Instruction
Go over the entries below line by line, copying each one that contains the word "JSON".
━━━ Data for this exercise
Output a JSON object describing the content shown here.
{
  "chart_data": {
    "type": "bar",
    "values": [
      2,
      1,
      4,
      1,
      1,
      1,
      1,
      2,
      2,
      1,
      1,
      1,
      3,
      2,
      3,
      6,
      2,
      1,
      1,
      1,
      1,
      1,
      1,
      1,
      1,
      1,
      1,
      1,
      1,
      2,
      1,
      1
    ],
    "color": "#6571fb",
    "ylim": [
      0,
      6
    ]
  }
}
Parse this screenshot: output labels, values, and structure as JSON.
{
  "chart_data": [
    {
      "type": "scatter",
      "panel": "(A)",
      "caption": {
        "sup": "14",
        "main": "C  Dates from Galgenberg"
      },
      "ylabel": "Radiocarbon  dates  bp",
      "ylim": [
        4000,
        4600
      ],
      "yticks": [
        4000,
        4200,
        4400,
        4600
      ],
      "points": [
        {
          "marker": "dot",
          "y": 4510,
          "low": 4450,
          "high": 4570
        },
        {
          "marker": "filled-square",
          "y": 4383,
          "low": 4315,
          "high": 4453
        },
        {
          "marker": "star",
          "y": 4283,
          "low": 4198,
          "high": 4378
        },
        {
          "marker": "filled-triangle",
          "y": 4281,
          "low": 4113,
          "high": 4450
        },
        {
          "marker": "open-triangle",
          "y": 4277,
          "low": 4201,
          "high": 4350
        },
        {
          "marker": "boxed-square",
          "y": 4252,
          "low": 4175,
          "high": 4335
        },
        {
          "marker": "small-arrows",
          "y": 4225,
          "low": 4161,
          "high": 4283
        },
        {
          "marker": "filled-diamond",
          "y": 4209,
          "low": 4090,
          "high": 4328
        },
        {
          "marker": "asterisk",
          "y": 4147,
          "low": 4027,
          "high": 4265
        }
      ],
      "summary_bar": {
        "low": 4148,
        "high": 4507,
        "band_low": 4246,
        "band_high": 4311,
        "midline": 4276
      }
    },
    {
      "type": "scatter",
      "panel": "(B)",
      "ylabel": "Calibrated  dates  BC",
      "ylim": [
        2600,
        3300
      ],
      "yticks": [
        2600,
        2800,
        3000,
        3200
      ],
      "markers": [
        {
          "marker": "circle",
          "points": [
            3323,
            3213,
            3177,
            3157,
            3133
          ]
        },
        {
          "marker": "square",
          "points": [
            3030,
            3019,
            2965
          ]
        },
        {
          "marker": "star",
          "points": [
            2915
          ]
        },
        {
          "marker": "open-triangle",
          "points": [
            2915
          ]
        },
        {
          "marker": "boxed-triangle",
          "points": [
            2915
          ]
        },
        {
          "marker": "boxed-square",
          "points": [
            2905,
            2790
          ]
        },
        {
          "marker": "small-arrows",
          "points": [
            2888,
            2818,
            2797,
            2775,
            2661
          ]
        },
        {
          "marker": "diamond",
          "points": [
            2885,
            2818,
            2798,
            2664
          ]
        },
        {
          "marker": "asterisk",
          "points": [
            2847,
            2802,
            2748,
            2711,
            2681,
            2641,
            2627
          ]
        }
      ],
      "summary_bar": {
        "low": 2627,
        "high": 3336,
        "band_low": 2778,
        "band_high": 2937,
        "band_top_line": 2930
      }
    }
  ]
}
━━━━━━
Solution to this task
Output a JSON object describing the content shown here.
Parse this screenshot: output labels, values, and structure as JSON.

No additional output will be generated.